### EXERCISE
Copy out all lines of the records in which the word "name" appears.

### THE DATA

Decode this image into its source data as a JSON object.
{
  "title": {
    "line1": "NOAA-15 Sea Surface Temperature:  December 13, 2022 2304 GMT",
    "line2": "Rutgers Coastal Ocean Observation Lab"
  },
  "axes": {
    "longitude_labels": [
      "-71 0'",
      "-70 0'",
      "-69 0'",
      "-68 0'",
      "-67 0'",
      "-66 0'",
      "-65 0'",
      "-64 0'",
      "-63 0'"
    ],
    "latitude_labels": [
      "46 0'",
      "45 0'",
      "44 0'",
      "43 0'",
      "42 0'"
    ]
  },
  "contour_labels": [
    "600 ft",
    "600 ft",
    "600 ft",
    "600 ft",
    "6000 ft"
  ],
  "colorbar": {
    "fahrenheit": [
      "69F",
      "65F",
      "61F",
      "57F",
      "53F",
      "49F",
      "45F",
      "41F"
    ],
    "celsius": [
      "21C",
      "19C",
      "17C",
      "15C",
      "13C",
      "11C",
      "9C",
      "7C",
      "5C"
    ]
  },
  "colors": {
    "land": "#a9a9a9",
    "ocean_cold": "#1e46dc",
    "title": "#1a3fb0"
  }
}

---

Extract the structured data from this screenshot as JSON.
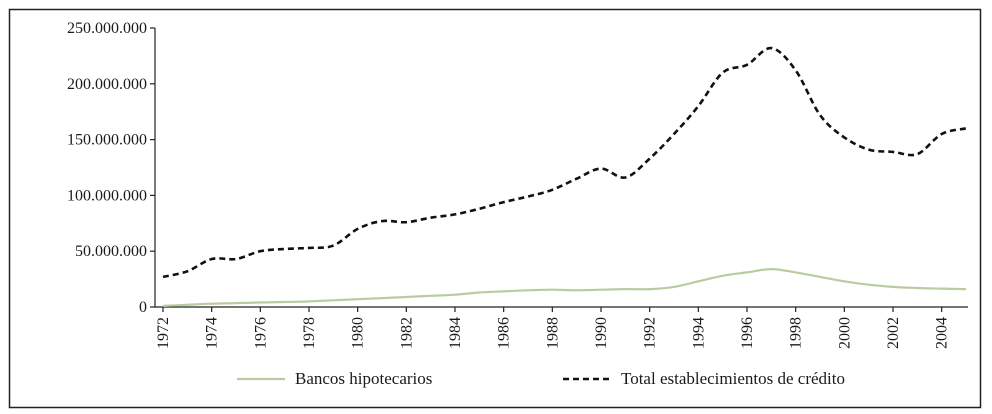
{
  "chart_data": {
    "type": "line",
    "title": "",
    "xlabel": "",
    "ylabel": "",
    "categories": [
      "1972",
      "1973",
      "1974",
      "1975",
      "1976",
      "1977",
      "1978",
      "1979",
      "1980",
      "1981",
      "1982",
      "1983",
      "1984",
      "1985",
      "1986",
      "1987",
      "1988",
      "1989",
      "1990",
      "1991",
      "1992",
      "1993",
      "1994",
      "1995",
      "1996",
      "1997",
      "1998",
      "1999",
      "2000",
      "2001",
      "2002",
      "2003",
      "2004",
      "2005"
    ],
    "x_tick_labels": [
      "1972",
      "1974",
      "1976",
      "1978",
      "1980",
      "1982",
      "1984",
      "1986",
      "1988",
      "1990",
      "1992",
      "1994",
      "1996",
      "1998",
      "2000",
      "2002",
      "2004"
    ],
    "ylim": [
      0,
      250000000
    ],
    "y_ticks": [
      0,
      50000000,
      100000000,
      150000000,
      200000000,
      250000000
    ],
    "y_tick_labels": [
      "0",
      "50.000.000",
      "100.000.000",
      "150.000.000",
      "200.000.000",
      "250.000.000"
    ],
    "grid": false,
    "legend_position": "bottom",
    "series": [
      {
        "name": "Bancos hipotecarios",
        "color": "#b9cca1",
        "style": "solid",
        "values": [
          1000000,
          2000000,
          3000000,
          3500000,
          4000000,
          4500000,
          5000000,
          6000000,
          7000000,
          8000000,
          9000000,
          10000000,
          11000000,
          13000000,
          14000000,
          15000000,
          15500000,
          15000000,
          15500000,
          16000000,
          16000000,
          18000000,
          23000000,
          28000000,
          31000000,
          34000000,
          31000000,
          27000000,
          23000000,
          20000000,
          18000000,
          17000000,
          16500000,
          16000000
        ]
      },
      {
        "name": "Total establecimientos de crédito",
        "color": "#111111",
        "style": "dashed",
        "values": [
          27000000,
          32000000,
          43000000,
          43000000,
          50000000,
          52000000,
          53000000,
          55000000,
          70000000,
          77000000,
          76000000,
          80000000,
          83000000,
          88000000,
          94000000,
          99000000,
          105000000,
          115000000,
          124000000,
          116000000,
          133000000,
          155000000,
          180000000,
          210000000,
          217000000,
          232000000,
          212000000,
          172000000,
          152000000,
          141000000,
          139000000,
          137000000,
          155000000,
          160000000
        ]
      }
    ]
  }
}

### COMPLETED TASK
        "name": "Bancos hipotecarios",
        "name": "Total establecimientos de crédito",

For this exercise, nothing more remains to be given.